Check each line of the records for "name"; collect those that have it.

........

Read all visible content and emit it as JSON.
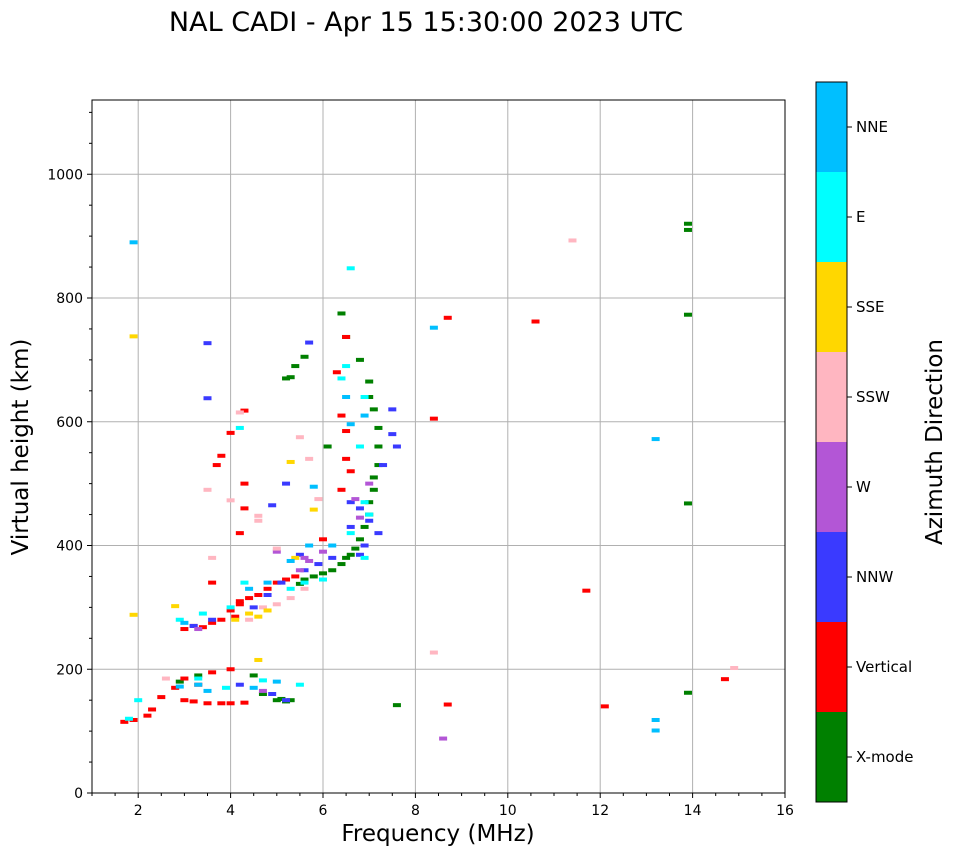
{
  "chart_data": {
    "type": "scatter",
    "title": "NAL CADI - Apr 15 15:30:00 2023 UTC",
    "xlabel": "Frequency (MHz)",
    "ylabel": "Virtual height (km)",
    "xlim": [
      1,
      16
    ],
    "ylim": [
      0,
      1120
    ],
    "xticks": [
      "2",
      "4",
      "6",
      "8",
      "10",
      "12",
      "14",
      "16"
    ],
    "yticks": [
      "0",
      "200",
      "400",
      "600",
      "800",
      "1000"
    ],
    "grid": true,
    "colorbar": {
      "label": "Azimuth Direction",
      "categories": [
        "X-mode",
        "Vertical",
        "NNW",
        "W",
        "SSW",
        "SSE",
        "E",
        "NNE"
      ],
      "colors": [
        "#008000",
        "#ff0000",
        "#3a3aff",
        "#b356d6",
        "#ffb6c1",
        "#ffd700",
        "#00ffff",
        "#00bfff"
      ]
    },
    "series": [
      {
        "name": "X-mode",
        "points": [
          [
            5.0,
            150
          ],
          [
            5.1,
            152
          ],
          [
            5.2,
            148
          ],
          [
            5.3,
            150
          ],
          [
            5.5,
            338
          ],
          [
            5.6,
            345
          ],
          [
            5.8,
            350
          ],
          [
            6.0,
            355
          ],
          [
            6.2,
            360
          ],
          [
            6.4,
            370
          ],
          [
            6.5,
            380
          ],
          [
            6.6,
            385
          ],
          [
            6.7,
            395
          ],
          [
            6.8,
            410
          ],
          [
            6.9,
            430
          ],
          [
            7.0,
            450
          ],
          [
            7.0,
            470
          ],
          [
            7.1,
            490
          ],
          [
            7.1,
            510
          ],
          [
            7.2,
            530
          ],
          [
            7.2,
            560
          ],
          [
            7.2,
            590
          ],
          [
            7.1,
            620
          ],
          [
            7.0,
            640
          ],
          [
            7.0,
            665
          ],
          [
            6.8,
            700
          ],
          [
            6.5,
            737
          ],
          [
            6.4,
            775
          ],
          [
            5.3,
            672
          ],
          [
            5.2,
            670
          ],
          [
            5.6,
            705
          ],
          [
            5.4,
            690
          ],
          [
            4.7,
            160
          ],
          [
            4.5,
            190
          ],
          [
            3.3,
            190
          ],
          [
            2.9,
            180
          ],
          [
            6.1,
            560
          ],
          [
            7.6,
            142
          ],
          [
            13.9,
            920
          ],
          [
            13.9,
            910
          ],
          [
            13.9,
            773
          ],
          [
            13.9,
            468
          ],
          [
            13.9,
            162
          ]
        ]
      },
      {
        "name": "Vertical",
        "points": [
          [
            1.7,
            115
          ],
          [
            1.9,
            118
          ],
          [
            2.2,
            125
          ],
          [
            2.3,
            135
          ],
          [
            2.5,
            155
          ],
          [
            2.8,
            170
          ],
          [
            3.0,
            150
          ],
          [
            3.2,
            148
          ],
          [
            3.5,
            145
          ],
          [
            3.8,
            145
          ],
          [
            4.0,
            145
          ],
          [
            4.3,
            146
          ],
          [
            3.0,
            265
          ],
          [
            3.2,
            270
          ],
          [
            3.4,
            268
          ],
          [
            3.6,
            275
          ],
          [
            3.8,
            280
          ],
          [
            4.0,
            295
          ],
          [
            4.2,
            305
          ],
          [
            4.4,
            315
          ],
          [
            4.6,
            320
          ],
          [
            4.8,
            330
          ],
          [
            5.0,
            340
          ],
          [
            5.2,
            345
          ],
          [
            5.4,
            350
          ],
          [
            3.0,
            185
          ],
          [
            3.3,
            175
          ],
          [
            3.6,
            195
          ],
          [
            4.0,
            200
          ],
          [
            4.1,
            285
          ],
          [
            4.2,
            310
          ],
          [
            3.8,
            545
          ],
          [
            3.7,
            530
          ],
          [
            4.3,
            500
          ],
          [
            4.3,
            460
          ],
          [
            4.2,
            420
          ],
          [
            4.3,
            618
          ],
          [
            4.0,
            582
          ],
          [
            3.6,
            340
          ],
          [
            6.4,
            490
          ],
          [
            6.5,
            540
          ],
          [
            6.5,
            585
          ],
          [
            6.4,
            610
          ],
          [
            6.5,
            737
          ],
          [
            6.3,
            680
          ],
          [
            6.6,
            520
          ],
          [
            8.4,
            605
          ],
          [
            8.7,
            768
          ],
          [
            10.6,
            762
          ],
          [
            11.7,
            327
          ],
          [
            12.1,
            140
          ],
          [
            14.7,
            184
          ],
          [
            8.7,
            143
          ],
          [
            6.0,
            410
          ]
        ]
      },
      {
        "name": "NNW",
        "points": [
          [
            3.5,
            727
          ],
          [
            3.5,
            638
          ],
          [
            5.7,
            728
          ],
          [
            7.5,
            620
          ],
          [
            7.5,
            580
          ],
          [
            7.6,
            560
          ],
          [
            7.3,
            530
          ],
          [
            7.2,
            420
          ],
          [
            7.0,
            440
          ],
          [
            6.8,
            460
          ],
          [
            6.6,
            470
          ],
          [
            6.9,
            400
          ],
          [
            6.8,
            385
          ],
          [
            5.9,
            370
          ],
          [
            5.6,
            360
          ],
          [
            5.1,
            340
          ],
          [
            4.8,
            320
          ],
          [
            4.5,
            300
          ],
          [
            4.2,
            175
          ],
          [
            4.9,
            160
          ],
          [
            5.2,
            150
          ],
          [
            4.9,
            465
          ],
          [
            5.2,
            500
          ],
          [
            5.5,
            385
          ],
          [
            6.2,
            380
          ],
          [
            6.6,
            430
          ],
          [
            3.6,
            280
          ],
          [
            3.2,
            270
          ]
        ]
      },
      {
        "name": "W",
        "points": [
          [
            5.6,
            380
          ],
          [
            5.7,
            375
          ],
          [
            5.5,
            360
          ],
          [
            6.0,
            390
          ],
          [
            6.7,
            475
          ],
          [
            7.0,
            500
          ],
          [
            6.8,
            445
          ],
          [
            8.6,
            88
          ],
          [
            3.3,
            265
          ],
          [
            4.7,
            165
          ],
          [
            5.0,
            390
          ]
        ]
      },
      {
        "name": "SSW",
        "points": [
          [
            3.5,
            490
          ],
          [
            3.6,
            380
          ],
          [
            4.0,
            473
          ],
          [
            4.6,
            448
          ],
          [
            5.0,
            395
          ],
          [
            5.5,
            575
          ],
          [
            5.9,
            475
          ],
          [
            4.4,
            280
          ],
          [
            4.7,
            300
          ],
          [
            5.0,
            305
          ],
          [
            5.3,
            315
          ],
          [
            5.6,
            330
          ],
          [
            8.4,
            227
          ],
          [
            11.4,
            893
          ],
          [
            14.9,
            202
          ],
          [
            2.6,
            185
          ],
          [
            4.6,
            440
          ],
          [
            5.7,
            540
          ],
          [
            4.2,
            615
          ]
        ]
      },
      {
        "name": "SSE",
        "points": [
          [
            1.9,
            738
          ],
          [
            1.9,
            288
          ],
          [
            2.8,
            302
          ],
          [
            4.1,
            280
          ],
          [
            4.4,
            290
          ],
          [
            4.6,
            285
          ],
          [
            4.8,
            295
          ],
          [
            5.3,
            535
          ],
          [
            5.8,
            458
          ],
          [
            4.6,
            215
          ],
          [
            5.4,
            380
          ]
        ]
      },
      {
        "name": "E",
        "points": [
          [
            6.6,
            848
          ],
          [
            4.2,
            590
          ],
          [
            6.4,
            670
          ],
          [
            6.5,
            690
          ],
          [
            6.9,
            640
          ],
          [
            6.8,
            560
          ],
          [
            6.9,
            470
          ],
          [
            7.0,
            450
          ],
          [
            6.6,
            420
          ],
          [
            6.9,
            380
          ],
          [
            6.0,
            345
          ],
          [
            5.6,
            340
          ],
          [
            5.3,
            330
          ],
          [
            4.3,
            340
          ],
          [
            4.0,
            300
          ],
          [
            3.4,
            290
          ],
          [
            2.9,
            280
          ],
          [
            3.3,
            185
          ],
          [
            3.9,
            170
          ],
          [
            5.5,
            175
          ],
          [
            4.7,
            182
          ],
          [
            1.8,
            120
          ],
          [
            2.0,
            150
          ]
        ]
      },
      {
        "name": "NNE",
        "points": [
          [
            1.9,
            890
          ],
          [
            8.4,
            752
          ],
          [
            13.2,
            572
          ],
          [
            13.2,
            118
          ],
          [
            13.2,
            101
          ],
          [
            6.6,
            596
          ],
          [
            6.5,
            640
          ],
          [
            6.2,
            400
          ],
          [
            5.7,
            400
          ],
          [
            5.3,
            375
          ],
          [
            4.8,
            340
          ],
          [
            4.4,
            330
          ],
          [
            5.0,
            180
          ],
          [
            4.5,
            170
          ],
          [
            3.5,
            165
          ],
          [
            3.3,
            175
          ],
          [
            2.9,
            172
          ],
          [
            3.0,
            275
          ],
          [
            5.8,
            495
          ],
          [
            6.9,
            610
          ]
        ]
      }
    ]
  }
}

........

◆ Written reply:
        "name": "X-mode",
        "name": "Vertical",
        "name": "NNW",
        "name": "W",
        "name": "SSW",
        "name": "SSE",
        "name": "E",
        "name": "NNE",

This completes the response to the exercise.